======== LISTED ENTRIES

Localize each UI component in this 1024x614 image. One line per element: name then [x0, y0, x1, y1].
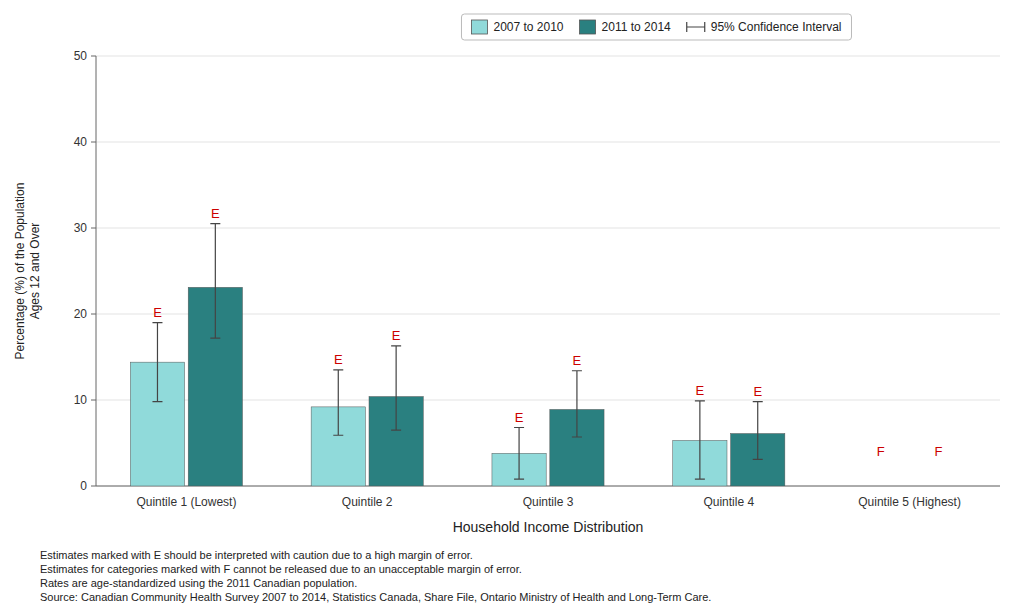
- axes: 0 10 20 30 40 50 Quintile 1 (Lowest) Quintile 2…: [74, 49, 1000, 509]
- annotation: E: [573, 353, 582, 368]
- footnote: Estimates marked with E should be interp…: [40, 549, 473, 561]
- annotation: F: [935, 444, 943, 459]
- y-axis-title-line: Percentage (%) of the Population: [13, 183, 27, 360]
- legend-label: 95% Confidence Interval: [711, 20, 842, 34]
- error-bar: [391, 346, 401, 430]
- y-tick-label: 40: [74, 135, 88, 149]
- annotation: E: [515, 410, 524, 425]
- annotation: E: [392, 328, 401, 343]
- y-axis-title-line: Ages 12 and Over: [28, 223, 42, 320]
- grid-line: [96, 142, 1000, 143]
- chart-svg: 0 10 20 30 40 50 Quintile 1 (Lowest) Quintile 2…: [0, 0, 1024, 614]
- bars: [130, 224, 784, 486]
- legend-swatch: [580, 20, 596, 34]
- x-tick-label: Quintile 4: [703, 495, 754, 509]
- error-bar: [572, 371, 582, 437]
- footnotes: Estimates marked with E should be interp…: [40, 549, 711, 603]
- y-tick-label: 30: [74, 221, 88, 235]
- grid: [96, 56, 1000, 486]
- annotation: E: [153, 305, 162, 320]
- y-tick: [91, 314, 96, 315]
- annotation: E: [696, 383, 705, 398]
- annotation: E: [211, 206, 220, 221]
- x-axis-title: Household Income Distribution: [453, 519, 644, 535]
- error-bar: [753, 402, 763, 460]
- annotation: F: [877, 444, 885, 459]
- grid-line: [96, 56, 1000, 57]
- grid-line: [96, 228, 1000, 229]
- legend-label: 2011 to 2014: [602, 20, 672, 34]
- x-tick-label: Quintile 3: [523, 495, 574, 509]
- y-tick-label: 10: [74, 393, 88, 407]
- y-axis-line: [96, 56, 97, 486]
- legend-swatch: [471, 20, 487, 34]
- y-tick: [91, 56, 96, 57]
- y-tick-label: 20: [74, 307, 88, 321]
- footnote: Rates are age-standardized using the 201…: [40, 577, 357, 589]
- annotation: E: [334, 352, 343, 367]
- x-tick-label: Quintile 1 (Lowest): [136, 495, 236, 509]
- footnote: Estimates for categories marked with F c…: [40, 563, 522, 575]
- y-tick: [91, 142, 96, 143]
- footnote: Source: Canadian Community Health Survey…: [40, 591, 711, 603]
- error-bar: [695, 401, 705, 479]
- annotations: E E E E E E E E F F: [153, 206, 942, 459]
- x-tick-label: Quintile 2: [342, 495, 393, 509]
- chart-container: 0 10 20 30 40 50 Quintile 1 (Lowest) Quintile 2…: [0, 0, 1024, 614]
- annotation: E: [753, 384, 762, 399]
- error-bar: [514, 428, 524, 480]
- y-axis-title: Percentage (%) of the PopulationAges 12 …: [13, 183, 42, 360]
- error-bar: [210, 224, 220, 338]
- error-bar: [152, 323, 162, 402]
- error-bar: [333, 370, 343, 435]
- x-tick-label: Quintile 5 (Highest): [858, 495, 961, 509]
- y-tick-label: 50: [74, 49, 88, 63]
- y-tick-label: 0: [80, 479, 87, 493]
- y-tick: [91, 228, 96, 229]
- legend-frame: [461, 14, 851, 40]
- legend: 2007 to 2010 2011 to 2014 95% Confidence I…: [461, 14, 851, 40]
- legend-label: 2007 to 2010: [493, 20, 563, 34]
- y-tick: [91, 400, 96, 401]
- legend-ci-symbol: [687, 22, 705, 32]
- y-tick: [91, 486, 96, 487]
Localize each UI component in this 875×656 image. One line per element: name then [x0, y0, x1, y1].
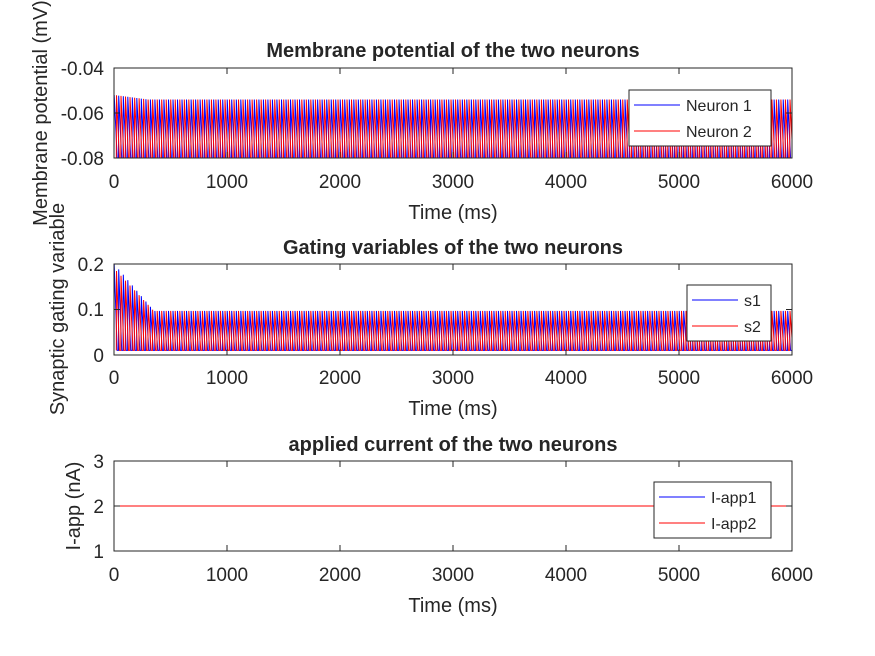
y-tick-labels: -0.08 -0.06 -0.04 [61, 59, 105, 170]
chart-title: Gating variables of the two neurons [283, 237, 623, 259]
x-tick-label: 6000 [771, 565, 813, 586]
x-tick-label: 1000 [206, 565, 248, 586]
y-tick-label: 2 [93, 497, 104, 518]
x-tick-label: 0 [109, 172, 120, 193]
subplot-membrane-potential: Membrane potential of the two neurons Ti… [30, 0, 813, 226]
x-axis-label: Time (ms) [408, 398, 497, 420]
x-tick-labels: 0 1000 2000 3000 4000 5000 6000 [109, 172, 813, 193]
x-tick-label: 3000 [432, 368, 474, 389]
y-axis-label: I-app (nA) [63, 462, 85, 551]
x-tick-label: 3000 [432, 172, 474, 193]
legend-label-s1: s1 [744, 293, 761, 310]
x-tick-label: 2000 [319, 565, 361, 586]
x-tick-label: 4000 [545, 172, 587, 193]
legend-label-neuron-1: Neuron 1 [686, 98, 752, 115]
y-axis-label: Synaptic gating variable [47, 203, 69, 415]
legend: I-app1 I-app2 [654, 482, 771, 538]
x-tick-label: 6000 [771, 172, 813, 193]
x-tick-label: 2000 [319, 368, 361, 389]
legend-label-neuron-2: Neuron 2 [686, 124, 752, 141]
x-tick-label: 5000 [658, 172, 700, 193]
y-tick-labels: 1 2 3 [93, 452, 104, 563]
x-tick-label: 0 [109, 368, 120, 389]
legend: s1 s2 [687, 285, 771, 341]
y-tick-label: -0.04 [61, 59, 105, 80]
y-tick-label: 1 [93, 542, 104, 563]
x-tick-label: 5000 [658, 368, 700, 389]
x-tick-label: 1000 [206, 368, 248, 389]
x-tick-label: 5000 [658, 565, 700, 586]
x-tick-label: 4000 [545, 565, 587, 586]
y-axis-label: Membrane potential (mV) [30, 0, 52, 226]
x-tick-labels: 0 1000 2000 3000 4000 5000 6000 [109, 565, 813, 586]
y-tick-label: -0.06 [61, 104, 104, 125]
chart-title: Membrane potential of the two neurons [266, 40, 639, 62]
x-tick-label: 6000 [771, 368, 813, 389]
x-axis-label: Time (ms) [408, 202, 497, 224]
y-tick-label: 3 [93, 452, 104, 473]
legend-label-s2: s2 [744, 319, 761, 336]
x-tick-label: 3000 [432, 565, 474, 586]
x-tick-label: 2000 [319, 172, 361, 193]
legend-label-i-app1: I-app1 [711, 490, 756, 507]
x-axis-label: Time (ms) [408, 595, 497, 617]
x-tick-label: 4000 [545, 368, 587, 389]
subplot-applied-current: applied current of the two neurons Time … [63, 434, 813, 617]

================

### [INSTRUCTION]
Format each line of the material above as a JSON list of strings, one string per line, leaving out blank lines and the pictures.

### [RESPONSE]
[
  "Localize each UI component in this 1024x614 image. One line per element: name then [x0, y0, x1, y1].",
  "- axes: 0 10 20 30 40 50 Quintile 1 (Lowest) Quintile 2…: [74, 49, 1000, 509]",
  "- annotation: E: [573, 353, 582, 368]",
  "- footnote: Estimates marked with E should be interp…: [40, 549, 473, 561]",
  "- annotation: F: [935, 444, 943, 459]",
  "- y-axis-title-line: Percentage (%) of the Population: [13, 183, 27, 360]",
  "- legend-label: 95% Confidence Interval: [711, 20, 842, 34]",
  "- error-bar: [391, 346, 401, 430]",
  "- y-tick-label: 40: [74, 135, 88, 149]",
  "- annotation: E: [515, 410, 524, 425]",
  "- annotation: E: [392, 328, 401, 343]",
  "- y-axis-title-line: Ages 12 and Over: [28, 223, 42, 320]",
  "- grid-line: [96, 142, 1000, 143]",
  "- chart-svg: 0 10 20 30 40 50 Quintile 1 (Lowest) Quintile 2…: [0, 0, 1024, 614]",
  "- bars: [130, 224, 784, 486]",
  "- legend-swatch: [580, 20, 596, 34]",
  "- x-tick-label: Quintile 4: [703, 495, 754, 509]",
  "- error-bar: [572, 371, 582, 437]",
  "- footnotes: Estimates marked with E should be interp…: [40, 549, 711, 603]",
  "- y-tick-label: 30: [74, 221, 88, 235]",
  "- grid: [96, 56, 1000, 486]",
  "- annotation: E: [153, 305, 162, 320]",
  "- y-tick: [91, 314, 96, 315]",
  "- annotation: E: [696, 383, 705, 398]",
  "- annotation: E: [211, 206, 220, 221]",
  "- x-axis-title: Household Income Distribution: [453, 519, 644, 535]",
  "- error-bar: [753, 402, 763, 460]",
  "- annotation: F: [877, 444, 885, 459]",
  "- grid-line: [96, 56, 1000, 57]",
  "- grid-line: [96, 228, 1000, 229]",
  "- legend-label: 2011 to 2014: [602, 20, 672, 34]",
  "- x-tick-label: Quintile 3: [523, 495, 574, 509]",
  "- y-tick-label: 10: [74, 393, 88, 407]",
  "- y-axis-line: [96, 56, 97, 486]",
  "- legend-swatch: [471, 20, 487, 34]",
  "- y-tick: [91, 56, 96, 57]",
  "- y-tick-label: 20: [74, 307, 88, 321]",
  "- footnote: Rates are age-standardized using the 201…: [40, 577, 357, 589]",
  "- annotation: E: [334, 352, 343, 367]",
  "- x-tick-label: Quintile 1 (Lowest): [136, 495, 236, 509]",
  "- footnote: Estimates for categories marked with F c…: [40, 563, 522, 575]",
  "- y-tick: [91, 142, 96, 143]",
  "- footnote: Source: Canadian Community Health Survey…: [40, 591, 711, 603]",
  "- error-bar: [695, 401, 705, 479]",
  "- annotations: E E E E E E E E F F: [153, 206, 942, 459]",
  "- x-tick-label: Quintile 2: [342, 495, 393, 509]",
  "- chart-container: 0 10 20 30 40 50 Quintile 1 (Lowest) Quintile 2…: [0, 0, 1024, 614]",
  "- annotation: E: [753, 384, 762, 399]",
  "- error-bar: [514, 428, 524, 480]",
  "- y-axis-title: Percentage (%) of the PopulationAges 12 …: [13, 183, 42, 360]",
  "- error-bar: [210, 224, 220, 338]",
  "- error-bar: [152, 323, 162, 402]",
  "- error-bar: [333, 370, 343, 435]",
  "- x-tick-label: Quintile 5 (Highest): [858, 495, 961, 509]",
  "- y-tick-label: 50: [74, 49, 88, 63]",
  "- y-tick-label: 0: [80, 479, 87, 493]",
  "- y-tick: [91, 228, 96, 229]",
  "- legend-frame: [461, 14, 851, 40]",
  "- legend: 2007 to 2010 2011 to 2014 95% Confidence I…: [461, 14, 851, 40]",
  "- legend-label: 2007 to 2010: [493, 20, 563, 34]",
  "- y-tick: [91, 400, 96, 401]",
  "- legend-ci-symbol: [687, 22, 705, 32]",
  "- y-tick: [91, 486, 96, 487]",
  "Localize each UI component in this 875×656 image. One line per element: name then [x0, y0, x1, y1].",
  "y-tick-labels: -0.08 -0.06 -0.04 [61, 59, 105, 170]",
  "chart-title: Gating variables of the two neurons [283, 237, 623, 259]",
  "x-tick-label: 6000 [771, 565, 813, 586]",
  "x-tick-label: 1000 [206, 565, 248, 586]",
  "y-tick-label: 2 [93, 497, 104, 518]",
  "x-tick-label: 0 [109, 172, 120, 193]",
  "subplot-membrane-potential: Membrane potential of the two neurons Ti… [30, 0, 813, 226]",
  "x-axis-label: Time (ms) [408, 398, 497, 420]",
  "x-tick-labels: 0 1000 2000 3000 4000 5000 6000 [109, 172, 813, 193]",
  "x-tick-label: 3000 [432, 368, 474, 389]",
  "y-axis-label: I-app (nA) [63, 462, 85, 551]",
  "x-tick-label: 3000 [432, 172, 474, 193]",
  "legend-label-s1: s1 [744, 293, 761, 310]",
  "x-tick-label: 2000 [319, 565, 361, 586]",
  "x-tick-label: 4000 [545, 172, 587, 193]",
  "legend-label-neuron-1: Neuron 1 [686, 98, 752, 115]",
  "y-axis-label: Synaptic gating variable [47, 203, 69, 415]",
  "legend: I-app1 I-app2 [654, 482, 771, 538]",
  "x-tick-label: 6000 [771, 172, 813, 193]",
  "x-tick-label: 2000 [319, 368, 361, 389]",
  "legend-label-neuron-2: Neuron 2 [686, 124, 752, 141]",
  "x-tick-label: 5000 [658, 172, 700, 193]",
  "y-tick-labels: 1 2 3 [93, 452, 104, 563]",
  "x-tick-label: 0 [109, 368, 120, 389]",
  "legend: s1 s2 [687, 285, 771, 341]",
  "y-tick-label: -0.04 [61, 59, 105, 80]",
  "y-tick-label: 1 [93, 542, 104, 563]",
  "x-tick-label: 5000 [658, 368, 700, 389]",
  "x-tick-label: 1000 [206, 368, 248, 389]",
  "x-tick-label: 5000 [658, 565, 700, 586]",
  "x-tick-label: 4000 [545, 565, 587, 586]",
  "y-axis-label: Membrane potential (mV) [30, 0, 52, 226]",
  "x-tick-labels: 0 1000 2000 3000 4000 5000 6000 [109, 565, 813, 586]",
  "y-tick-label: -0.06 [61, 104, 104, 125]",
  "chart-title: Membrane potential of the two neurons [266, 40, 639, 62]",
  "x-tick-label: 6000 [771, 368, 813, 389]",
  "x-axis-label: Time (ms) [408, 202, 497, 224]",
  "y-tick-label: 3 [93, 452, 104, 473]",
  "legend-label-s2: s2 [744, 319, 761, 336]",
  "x-tick-label: 3000 [432, 565, 474, 586]",
  "x-tick-label: 2000 [319, 172, 361, 193]",
  "legend-label-i-app1: I-app1 [711, 490, 756, 507]",
  "x-axis-label: Time (ms) [408, 595, 497, 617]",
  "x-tick-label: 4000 [545, 368, 587, 389]",
  "subplot-applied-current: applied current of the two neurons Time … [63, 434, 813, 617]"
]